• _Problem description_:
Search the material for the string "this", then return every line where it is found.

# Information supplied start

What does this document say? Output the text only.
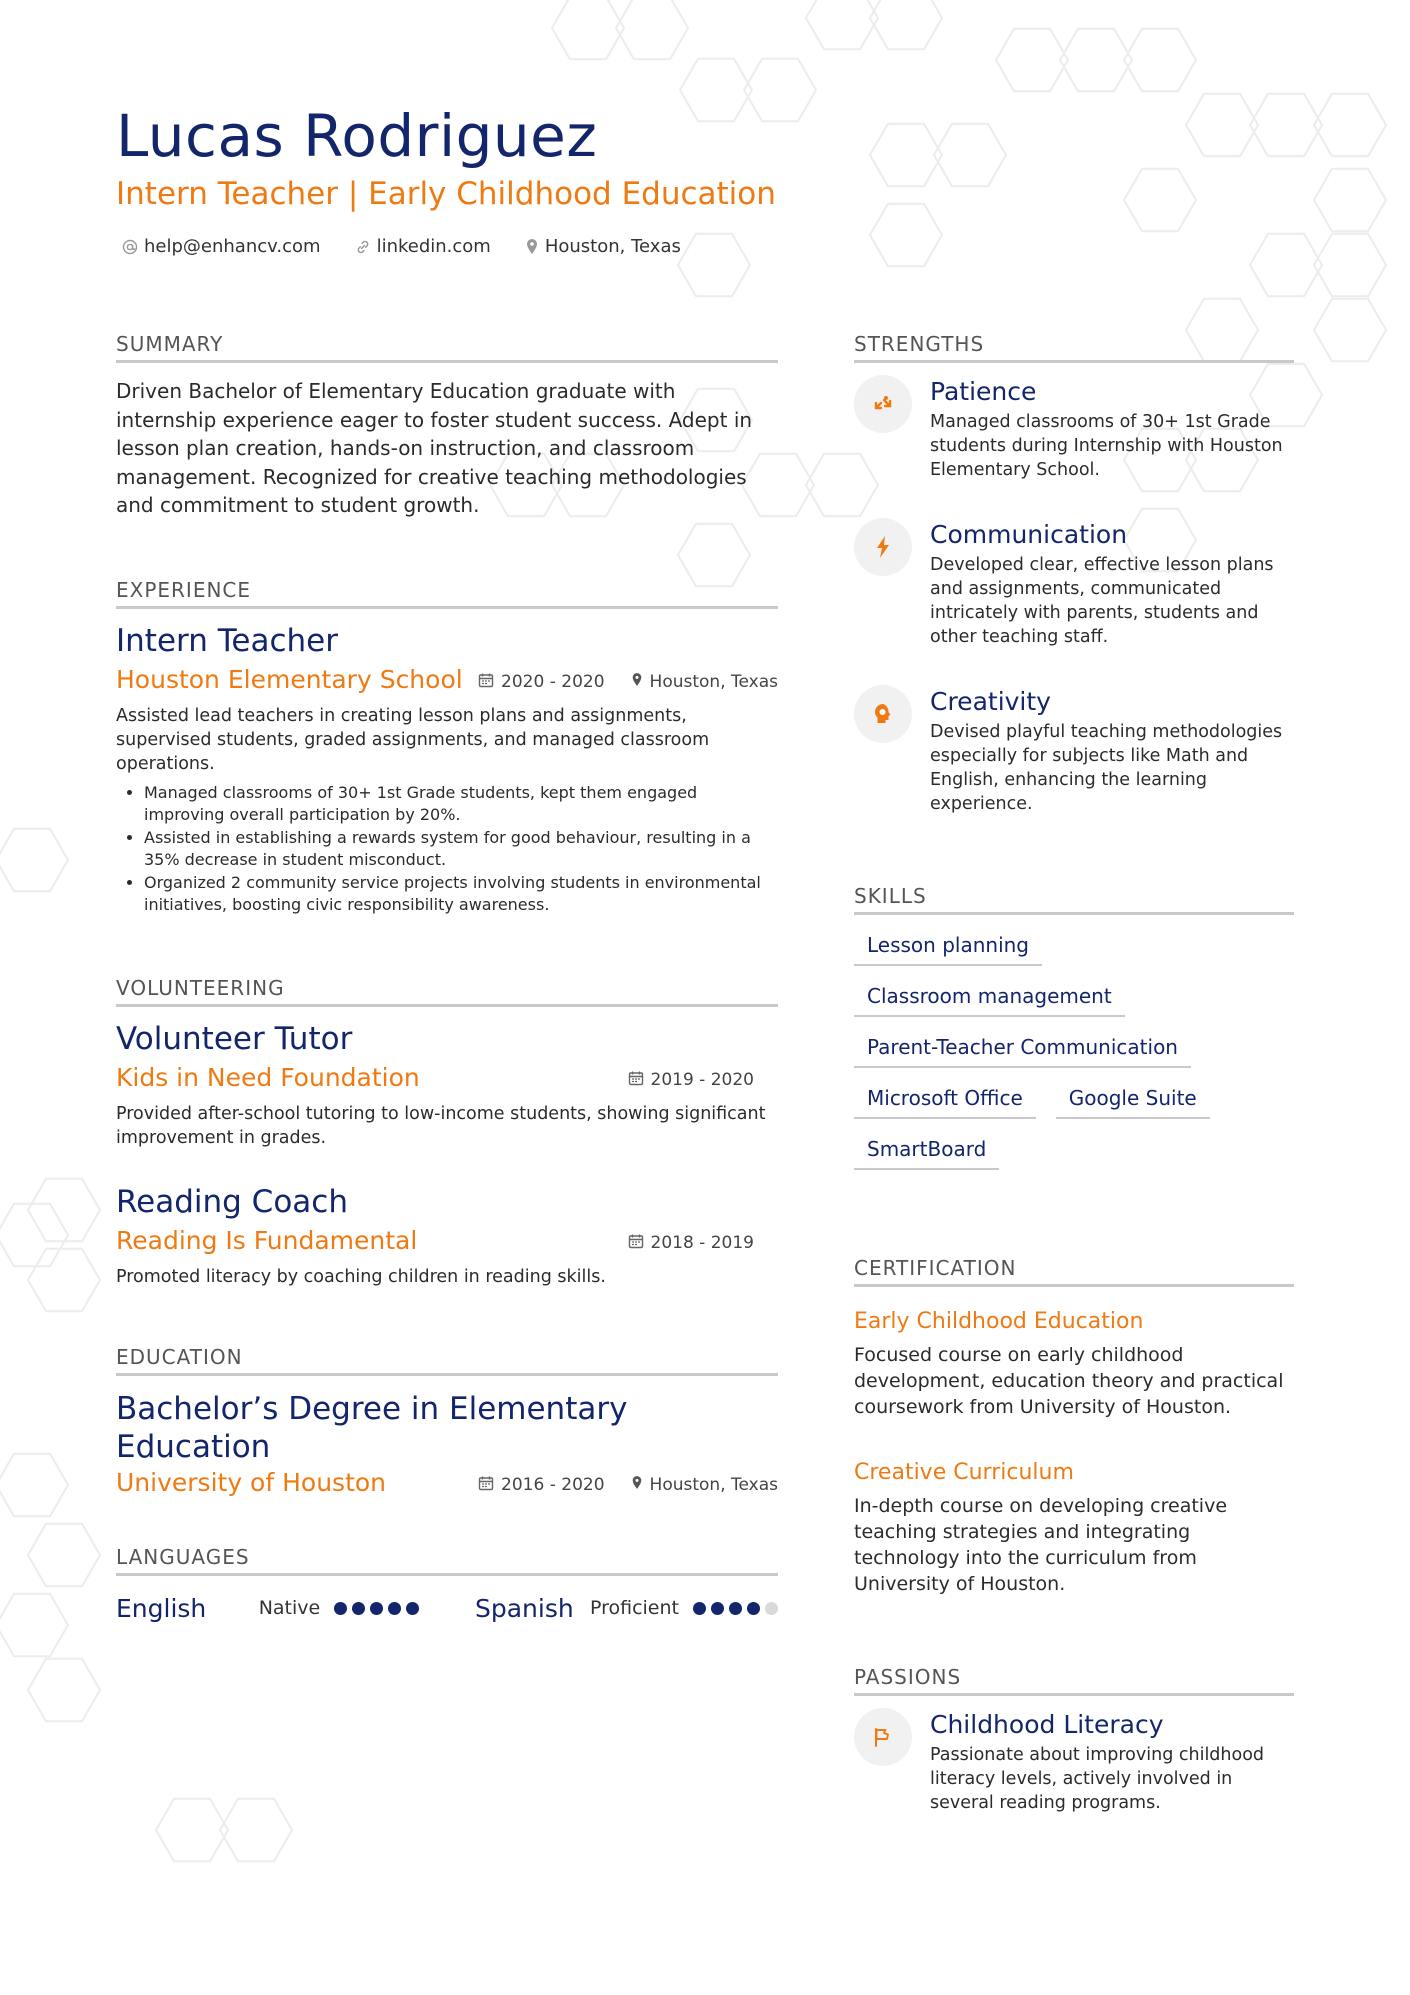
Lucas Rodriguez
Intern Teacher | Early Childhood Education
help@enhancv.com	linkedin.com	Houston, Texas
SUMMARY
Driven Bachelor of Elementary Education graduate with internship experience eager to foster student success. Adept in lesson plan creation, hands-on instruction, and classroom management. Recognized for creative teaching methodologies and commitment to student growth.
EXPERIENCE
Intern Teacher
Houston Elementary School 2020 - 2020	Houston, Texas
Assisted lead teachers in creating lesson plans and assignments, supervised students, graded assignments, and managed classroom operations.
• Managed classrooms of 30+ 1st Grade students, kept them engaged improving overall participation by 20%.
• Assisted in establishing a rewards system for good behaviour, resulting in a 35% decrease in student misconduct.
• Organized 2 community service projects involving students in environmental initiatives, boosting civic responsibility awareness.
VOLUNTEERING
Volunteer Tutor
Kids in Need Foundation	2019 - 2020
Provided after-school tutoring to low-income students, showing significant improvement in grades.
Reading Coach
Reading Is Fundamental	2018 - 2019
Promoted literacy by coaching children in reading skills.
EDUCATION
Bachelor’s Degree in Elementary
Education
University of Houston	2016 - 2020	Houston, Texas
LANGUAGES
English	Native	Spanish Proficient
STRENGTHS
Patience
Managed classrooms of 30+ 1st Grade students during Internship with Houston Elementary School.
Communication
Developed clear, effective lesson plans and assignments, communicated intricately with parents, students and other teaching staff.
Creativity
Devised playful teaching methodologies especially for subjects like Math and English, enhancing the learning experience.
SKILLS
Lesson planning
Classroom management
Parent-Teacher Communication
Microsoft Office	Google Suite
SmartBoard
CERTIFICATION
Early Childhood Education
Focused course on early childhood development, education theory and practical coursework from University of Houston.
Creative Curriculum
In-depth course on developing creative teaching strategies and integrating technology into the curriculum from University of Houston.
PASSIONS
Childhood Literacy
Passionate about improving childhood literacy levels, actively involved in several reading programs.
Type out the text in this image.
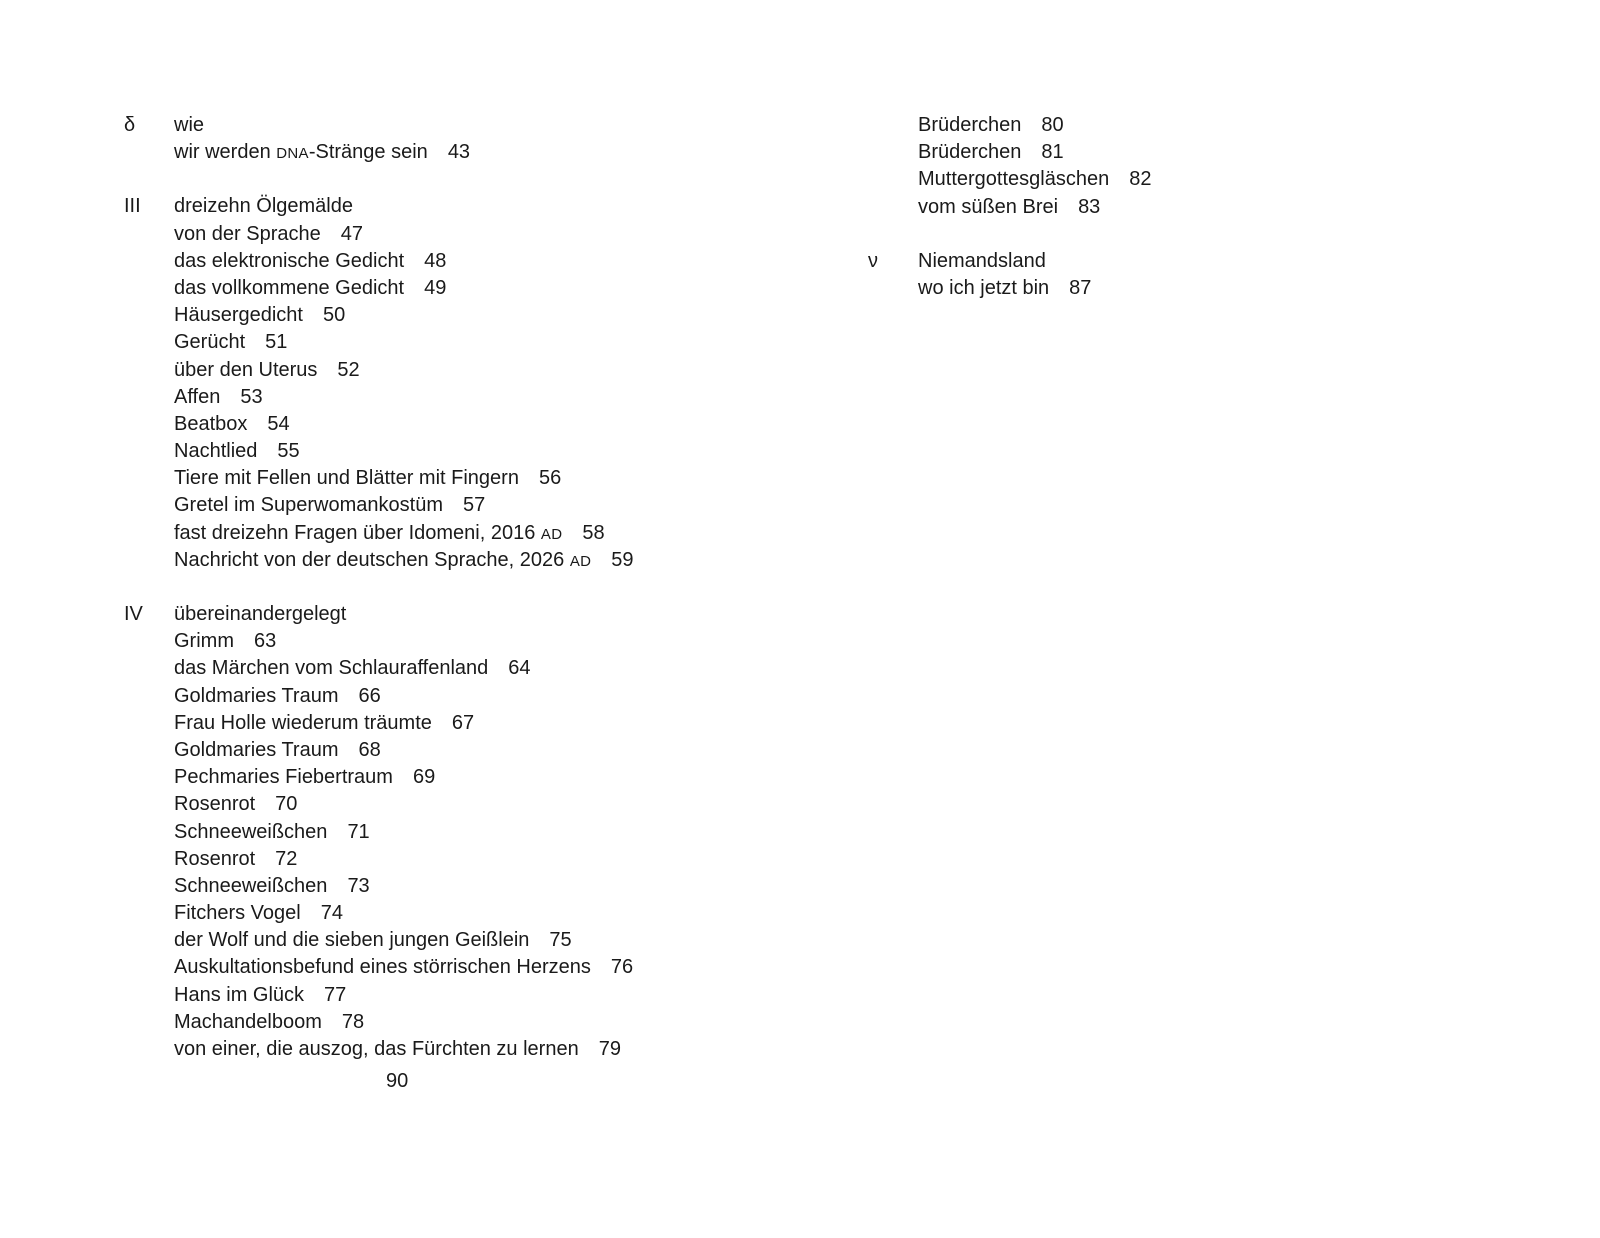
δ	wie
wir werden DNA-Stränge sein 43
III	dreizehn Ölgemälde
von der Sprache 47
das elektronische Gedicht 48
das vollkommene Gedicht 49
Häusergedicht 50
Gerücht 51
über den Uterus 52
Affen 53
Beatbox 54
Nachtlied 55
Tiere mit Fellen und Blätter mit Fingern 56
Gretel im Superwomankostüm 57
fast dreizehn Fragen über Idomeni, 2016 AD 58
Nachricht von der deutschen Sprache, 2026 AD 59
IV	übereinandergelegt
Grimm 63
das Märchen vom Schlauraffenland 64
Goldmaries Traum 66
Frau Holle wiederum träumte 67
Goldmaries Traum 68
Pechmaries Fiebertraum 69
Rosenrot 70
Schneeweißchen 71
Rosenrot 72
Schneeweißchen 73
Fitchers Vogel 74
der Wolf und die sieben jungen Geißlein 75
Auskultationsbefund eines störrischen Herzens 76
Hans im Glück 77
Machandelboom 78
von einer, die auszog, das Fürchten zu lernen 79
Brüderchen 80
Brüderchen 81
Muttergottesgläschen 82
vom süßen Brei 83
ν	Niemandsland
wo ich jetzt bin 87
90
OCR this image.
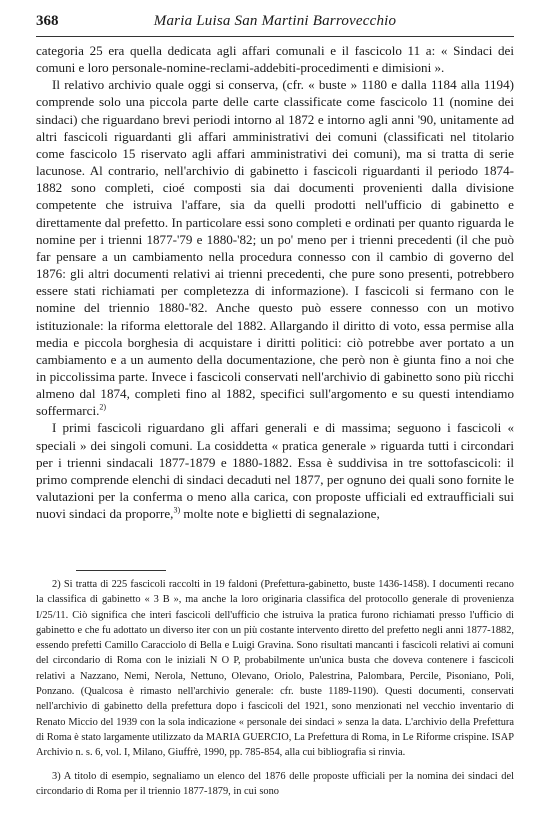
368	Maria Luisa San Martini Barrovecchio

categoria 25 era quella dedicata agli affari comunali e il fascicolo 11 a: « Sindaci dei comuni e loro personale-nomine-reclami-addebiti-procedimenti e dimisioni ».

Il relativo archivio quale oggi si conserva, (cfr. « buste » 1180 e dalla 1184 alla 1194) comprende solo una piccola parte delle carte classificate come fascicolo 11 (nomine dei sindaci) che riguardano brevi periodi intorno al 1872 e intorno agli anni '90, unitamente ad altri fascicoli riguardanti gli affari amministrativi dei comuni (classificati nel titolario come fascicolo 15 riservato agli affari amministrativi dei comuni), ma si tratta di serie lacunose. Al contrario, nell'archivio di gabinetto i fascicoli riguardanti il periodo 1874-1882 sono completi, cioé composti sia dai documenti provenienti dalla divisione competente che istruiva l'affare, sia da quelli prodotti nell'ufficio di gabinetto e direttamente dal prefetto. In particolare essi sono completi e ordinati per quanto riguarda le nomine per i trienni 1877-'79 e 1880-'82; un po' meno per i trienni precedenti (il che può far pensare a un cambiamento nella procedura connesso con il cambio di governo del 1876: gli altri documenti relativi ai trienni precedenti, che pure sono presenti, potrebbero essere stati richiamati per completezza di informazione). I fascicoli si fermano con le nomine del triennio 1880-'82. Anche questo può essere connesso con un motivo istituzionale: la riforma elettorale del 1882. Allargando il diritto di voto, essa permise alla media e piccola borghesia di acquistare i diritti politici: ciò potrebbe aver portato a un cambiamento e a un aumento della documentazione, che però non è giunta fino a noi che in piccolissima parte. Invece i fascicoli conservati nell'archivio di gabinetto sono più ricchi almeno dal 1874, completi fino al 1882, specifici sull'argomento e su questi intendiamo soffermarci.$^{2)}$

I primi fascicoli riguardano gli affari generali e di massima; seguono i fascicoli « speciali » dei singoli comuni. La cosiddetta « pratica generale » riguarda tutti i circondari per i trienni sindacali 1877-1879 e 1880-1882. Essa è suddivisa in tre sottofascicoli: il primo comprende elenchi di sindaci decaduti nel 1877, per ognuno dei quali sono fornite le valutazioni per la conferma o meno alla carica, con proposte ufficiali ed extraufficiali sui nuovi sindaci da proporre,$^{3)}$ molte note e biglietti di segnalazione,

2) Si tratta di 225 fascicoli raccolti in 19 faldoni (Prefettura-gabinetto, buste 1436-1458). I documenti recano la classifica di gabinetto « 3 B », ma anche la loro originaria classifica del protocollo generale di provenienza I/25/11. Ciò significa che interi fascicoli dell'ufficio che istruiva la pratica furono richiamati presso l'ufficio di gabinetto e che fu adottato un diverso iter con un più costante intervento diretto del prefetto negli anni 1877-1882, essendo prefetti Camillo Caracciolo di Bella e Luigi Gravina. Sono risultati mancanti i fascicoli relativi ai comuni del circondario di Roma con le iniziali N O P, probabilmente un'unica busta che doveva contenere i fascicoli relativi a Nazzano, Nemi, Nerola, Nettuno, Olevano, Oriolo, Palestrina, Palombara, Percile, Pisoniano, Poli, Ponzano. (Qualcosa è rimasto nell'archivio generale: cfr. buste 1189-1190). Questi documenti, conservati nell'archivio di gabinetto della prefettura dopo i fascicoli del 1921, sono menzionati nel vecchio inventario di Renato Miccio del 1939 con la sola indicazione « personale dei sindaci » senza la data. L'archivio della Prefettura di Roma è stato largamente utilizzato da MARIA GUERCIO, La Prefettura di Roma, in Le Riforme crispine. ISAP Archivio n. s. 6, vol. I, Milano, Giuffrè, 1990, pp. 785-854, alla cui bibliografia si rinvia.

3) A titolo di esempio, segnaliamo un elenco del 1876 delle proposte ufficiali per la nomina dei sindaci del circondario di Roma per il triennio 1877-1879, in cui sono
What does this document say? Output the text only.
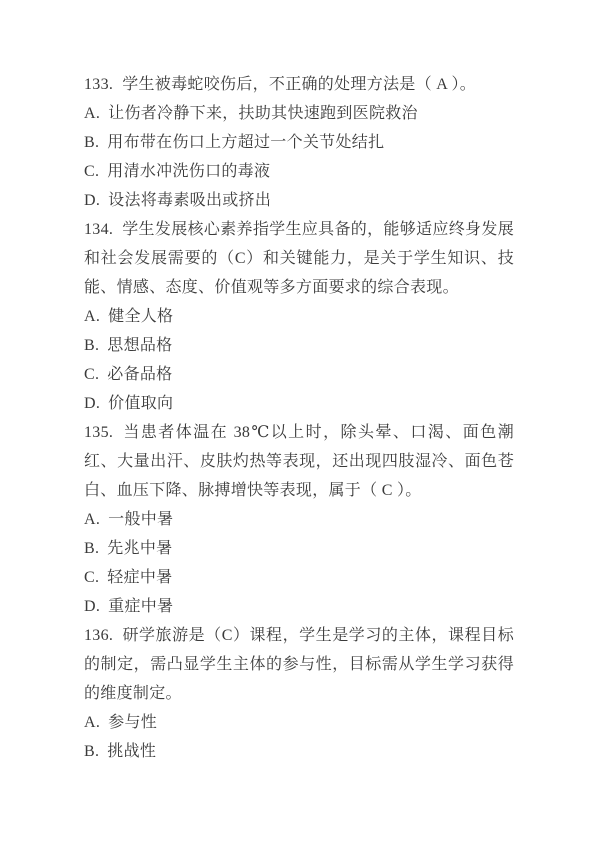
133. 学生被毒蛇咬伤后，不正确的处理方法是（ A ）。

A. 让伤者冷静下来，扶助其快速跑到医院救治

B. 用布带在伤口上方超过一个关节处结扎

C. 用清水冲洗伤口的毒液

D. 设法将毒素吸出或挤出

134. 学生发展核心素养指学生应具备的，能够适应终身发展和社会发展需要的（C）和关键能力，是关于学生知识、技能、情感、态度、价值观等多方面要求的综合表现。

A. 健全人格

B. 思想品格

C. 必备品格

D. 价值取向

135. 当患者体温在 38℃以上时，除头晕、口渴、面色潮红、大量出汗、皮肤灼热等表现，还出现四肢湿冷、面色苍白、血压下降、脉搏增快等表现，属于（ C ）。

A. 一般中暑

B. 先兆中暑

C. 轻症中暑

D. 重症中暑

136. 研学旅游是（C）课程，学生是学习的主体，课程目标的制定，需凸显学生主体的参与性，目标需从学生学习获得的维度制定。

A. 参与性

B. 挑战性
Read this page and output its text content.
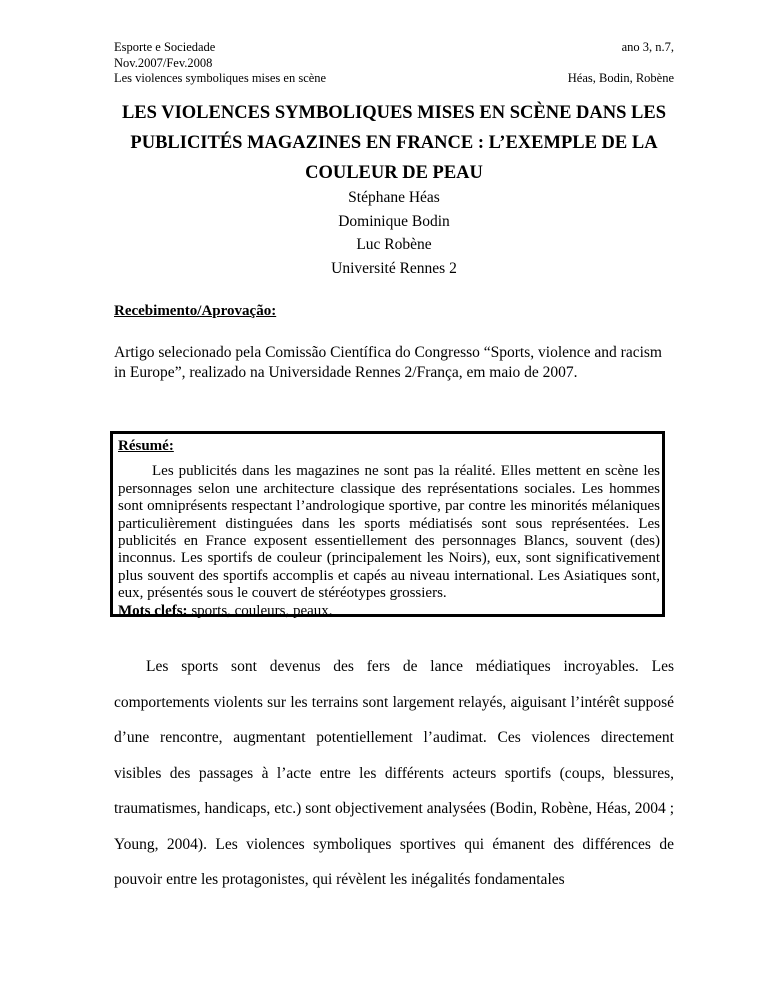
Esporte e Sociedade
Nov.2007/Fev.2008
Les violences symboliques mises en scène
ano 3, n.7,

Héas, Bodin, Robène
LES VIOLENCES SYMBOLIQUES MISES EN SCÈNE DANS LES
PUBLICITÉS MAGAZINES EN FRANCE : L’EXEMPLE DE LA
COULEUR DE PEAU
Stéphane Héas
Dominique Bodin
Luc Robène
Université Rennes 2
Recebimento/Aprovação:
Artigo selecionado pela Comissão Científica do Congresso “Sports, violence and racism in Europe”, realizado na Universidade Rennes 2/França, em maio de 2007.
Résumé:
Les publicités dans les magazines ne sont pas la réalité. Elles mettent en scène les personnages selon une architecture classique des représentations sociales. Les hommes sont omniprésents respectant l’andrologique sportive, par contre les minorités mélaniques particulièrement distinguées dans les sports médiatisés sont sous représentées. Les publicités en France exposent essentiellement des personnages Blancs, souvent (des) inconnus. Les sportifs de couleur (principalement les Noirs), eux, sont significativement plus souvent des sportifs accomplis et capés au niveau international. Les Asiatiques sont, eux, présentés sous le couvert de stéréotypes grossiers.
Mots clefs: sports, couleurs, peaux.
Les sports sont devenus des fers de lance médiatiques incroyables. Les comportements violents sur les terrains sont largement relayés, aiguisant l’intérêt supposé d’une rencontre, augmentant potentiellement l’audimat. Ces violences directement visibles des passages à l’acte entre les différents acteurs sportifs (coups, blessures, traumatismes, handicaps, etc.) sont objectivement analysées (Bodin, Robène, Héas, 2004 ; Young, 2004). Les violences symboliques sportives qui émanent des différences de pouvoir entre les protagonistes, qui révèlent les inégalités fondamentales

# Information supplied end

• _Correct output_:
What does this document say? Output the text only.
Type out the text in this image.
OCR this image.
What does this document say? Output the text only.
Read this page and output its text content.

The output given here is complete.